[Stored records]
□ □ □ □ □ □ □

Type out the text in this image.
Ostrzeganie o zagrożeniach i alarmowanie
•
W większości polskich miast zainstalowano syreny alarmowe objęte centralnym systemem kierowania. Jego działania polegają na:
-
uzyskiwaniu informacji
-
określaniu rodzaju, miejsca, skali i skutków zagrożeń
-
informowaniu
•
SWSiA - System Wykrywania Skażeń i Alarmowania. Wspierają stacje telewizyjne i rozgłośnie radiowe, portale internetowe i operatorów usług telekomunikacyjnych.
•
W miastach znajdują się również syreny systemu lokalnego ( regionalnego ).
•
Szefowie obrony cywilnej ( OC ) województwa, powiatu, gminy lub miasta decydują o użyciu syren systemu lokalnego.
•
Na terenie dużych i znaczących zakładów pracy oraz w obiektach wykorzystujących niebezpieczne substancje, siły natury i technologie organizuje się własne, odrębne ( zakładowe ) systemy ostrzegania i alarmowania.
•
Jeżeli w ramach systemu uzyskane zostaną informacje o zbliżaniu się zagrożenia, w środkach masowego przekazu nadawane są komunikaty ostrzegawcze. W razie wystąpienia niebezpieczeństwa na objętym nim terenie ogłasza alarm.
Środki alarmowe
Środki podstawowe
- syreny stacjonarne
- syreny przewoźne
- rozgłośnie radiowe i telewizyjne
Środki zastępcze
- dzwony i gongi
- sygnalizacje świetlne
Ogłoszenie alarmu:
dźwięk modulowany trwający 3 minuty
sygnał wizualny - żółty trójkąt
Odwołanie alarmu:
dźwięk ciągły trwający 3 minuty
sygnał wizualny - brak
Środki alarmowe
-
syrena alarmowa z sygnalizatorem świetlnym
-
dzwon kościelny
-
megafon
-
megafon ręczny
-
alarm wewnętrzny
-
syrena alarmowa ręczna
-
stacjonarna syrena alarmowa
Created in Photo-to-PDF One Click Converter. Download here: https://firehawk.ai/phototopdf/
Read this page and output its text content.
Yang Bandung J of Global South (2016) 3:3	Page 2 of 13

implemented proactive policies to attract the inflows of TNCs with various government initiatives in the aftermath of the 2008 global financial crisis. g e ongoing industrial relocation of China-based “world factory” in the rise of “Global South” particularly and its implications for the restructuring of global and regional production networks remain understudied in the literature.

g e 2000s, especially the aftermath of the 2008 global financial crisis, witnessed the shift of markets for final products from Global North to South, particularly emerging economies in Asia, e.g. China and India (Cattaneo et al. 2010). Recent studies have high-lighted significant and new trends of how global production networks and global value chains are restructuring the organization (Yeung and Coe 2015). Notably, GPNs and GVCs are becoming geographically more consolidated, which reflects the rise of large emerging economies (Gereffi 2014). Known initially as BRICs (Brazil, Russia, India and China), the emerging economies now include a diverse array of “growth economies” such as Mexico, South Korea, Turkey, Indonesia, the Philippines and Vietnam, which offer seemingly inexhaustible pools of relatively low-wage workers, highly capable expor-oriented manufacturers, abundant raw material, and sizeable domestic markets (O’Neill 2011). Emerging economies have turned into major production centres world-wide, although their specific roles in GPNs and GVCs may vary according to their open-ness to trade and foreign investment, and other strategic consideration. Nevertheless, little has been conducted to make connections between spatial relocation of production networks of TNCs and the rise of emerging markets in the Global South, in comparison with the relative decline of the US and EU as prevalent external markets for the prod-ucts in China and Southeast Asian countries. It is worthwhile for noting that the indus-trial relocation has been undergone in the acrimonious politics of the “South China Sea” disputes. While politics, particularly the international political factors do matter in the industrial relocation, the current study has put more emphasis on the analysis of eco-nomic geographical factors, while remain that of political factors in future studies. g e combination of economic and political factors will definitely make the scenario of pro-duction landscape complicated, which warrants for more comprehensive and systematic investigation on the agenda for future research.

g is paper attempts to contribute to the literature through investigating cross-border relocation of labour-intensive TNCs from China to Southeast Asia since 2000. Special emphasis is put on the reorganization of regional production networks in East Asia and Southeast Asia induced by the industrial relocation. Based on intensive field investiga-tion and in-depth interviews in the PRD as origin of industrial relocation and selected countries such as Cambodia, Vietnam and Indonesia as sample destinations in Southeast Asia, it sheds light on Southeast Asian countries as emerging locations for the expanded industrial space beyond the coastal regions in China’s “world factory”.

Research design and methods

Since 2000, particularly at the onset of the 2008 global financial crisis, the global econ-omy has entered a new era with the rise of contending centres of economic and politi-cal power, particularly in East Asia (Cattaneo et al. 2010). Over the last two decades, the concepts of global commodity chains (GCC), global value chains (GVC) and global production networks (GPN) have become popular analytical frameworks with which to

□ □ □ □ □ □ □

Gather, from the listing above, every line carrying the word "alarmu".

* **REPLY TO THE TASK**:
Ogłoszenie alarmu:
Odwołanie alarmu:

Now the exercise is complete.